**SHORT PROBLEM**
How many lines in these records hold the string "JSON"? State only that number.

_ _ _ _

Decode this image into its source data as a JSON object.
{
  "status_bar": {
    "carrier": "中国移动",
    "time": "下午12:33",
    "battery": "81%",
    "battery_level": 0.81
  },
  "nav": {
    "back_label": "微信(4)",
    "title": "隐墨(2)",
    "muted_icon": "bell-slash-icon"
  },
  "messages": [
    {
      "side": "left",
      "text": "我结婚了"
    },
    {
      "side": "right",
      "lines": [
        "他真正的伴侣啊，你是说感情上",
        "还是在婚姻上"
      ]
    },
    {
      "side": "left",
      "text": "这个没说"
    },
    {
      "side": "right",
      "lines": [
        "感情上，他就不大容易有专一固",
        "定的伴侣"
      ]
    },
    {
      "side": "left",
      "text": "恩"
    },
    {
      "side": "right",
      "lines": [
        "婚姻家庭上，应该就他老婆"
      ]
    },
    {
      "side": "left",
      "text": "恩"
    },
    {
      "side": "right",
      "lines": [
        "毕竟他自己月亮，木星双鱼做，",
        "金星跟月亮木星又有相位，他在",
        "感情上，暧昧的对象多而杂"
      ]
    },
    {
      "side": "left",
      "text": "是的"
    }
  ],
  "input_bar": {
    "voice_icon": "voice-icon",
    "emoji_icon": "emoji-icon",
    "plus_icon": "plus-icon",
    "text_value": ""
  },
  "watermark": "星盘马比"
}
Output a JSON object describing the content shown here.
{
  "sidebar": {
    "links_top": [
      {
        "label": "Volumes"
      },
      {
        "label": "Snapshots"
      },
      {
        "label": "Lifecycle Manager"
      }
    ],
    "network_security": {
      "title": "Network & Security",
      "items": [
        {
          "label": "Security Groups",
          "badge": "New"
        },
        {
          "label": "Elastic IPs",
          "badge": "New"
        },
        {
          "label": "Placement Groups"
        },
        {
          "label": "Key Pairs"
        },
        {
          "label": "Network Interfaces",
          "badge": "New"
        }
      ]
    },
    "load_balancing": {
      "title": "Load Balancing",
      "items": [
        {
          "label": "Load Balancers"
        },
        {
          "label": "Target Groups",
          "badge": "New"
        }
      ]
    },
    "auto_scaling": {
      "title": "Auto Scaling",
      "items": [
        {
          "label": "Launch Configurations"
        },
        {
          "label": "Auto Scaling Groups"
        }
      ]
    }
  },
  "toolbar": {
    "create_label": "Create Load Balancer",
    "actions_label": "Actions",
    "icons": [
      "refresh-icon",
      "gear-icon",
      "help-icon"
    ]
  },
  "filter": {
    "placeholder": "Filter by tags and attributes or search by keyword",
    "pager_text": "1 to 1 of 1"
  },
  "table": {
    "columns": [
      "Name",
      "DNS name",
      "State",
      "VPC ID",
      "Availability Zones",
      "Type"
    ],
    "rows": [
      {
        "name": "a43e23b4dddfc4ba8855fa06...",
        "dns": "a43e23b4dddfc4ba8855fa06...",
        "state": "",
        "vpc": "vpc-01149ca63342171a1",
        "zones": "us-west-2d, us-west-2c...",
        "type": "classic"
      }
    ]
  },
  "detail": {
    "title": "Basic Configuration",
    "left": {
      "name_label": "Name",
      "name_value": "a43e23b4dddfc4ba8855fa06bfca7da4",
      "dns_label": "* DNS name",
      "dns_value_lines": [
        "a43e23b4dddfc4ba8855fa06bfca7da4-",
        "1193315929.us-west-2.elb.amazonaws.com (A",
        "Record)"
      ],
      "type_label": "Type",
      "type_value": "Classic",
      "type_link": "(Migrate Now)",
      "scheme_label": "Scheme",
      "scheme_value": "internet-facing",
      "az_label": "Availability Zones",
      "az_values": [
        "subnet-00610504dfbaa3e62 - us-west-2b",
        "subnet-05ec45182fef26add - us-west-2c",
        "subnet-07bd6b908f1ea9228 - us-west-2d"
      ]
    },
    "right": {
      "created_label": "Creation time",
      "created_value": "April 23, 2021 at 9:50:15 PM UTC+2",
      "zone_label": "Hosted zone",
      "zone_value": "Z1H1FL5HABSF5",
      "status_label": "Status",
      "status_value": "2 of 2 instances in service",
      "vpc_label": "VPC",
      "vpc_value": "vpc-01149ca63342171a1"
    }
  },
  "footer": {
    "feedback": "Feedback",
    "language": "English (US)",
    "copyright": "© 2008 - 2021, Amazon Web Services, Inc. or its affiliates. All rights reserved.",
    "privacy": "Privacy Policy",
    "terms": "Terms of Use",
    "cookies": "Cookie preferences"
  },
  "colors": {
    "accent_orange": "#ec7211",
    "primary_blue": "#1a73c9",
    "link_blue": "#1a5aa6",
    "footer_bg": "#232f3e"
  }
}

_ _ _ _

**WRITTEN SOLUTION**
2